▶ **Stated problem**
Collect all lines below with the string "different".

▶ **Records supplied**
▼

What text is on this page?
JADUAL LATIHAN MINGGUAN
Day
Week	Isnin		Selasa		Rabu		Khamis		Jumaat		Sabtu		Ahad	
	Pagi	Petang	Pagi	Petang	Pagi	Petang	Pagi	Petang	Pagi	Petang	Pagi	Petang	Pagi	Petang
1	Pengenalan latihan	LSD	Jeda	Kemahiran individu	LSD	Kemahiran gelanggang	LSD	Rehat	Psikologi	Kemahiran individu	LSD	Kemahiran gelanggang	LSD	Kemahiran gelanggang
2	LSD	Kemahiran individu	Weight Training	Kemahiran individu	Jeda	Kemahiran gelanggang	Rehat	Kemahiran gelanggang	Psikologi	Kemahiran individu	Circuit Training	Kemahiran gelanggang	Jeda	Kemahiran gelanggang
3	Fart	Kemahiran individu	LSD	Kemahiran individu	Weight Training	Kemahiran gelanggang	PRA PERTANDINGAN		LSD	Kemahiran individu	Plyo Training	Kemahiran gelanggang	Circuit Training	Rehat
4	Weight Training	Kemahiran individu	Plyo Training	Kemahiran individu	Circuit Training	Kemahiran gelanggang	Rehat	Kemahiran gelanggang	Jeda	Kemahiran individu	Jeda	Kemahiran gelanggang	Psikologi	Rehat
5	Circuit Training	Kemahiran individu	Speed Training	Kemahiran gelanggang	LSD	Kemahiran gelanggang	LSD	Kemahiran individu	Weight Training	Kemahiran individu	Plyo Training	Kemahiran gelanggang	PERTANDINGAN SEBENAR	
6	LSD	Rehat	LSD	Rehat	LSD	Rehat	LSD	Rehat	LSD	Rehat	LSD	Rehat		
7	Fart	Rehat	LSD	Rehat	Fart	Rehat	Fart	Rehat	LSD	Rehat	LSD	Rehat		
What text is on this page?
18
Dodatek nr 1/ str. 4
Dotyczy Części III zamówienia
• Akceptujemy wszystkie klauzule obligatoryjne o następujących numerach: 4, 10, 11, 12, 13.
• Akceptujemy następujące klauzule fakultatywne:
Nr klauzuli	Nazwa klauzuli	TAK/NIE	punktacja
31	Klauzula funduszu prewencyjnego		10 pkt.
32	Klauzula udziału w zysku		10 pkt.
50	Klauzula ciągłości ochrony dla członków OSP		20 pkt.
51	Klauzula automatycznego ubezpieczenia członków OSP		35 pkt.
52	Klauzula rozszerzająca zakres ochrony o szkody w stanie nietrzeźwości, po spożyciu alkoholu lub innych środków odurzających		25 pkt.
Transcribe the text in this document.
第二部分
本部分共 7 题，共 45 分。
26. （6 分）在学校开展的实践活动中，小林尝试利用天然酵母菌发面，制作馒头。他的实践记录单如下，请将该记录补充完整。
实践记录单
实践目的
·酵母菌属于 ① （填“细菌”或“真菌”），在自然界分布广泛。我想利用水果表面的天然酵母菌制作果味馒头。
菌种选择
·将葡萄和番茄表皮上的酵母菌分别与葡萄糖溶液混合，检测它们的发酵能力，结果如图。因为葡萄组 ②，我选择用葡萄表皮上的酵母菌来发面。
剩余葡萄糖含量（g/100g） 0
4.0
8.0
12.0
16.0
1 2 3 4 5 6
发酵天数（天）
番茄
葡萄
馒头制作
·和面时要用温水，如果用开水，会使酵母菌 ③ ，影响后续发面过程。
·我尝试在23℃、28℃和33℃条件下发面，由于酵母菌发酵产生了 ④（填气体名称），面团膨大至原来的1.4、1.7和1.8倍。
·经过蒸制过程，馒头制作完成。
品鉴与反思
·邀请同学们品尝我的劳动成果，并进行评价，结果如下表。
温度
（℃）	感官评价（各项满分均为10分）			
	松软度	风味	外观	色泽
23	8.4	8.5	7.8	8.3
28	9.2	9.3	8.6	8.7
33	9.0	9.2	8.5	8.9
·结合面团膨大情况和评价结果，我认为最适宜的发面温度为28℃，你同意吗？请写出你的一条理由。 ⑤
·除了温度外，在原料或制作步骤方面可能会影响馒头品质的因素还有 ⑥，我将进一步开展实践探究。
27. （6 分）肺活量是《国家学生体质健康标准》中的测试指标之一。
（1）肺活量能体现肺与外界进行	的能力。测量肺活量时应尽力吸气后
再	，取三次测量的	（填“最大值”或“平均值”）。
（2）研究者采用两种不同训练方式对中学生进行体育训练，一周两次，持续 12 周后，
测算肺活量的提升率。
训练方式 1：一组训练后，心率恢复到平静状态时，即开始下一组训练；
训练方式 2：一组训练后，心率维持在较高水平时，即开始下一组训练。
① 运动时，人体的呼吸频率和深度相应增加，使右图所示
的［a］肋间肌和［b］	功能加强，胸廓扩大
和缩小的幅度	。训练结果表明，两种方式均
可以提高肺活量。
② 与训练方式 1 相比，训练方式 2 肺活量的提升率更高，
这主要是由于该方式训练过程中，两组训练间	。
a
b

▲
▼

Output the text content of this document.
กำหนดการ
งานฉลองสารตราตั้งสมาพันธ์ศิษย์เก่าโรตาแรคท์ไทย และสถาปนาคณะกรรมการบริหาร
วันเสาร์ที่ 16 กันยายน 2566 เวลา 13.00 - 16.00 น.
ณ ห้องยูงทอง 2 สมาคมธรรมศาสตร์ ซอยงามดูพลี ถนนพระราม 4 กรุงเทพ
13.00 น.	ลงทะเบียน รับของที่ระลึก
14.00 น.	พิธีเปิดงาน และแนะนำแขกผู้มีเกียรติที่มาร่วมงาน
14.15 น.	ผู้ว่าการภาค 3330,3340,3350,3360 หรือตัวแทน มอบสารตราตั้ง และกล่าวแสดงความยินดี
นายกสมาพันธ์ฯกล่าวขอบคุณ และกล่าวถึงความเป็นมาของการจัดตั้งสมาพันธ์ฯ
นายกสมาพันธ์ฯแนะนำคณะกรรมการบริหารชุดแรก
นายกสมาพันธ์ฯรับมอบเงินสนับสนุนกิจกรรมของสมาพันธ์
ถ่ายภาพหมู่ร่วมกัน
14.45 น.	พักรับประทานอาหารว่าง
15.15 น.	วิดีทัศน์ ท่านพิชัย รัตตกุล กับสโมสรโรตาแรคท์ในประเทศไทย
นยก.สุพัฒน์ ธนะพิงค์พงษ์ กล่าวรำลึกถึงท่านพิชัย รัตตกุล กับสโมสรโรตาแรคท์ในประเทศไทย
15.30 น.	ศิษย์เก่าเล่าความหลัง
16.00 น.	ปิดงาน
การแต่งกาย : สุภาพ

▲
▼

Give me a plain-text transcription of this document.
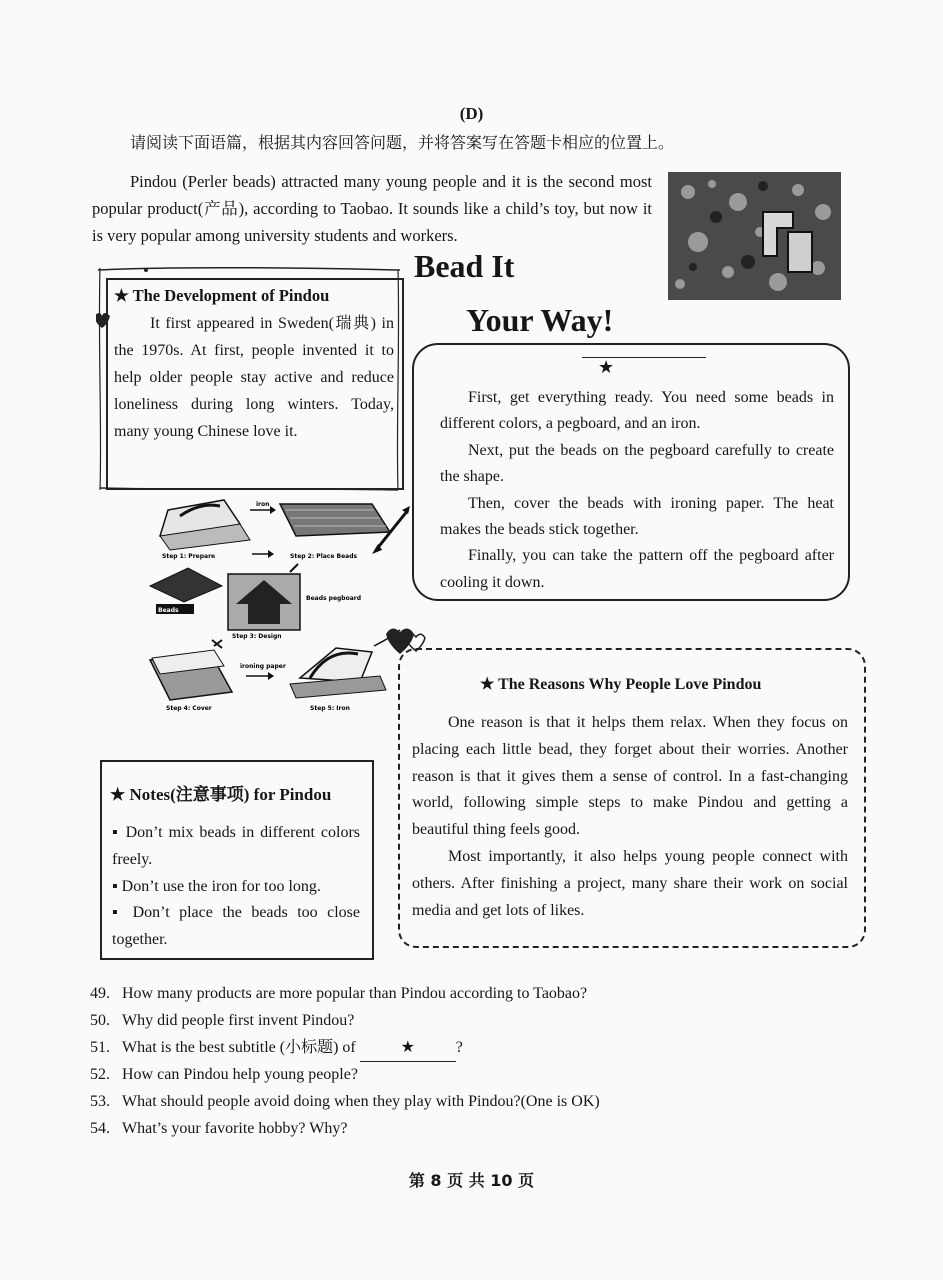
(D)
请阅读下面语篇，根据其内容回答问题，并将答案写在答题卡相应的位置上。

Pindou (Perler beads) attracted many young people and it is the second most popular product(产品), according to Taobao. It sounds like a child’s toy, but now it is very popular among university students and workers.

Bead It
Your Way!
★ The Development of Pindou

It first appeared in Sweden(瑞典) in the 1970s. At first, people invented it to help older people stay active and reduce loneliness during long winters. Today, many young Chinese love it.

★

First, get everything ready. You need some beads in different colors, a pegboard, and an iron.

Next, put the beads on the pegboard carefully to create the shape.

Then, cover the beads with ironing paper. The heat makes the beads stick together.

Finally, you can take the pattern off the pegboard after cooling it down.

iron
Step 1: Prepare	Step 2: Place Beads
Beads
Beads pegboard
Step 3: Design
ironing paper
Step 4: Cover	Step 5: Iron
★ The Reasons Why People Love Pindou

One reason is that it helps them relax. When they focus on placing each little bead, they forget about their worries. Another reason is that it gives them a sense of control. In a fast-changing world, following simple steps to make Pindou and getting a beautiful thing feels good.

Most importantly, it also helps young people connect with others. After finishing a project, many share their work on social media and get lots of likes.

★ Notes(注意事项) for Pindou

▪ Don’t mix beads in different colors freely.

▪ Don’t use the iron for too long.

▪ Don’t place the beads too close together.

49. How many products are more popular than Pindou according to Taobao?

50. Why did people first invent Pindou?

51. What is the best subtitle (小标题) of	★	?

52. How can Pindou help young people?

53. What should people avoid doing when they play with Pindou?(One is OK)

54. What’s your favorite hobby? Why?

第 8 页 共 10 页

▲

▶ **Result of this exercise**
First, get everything ready. You need some beads in different colors, a pegboard, and an iron.
▪ Don’t mix beads in different colors freely.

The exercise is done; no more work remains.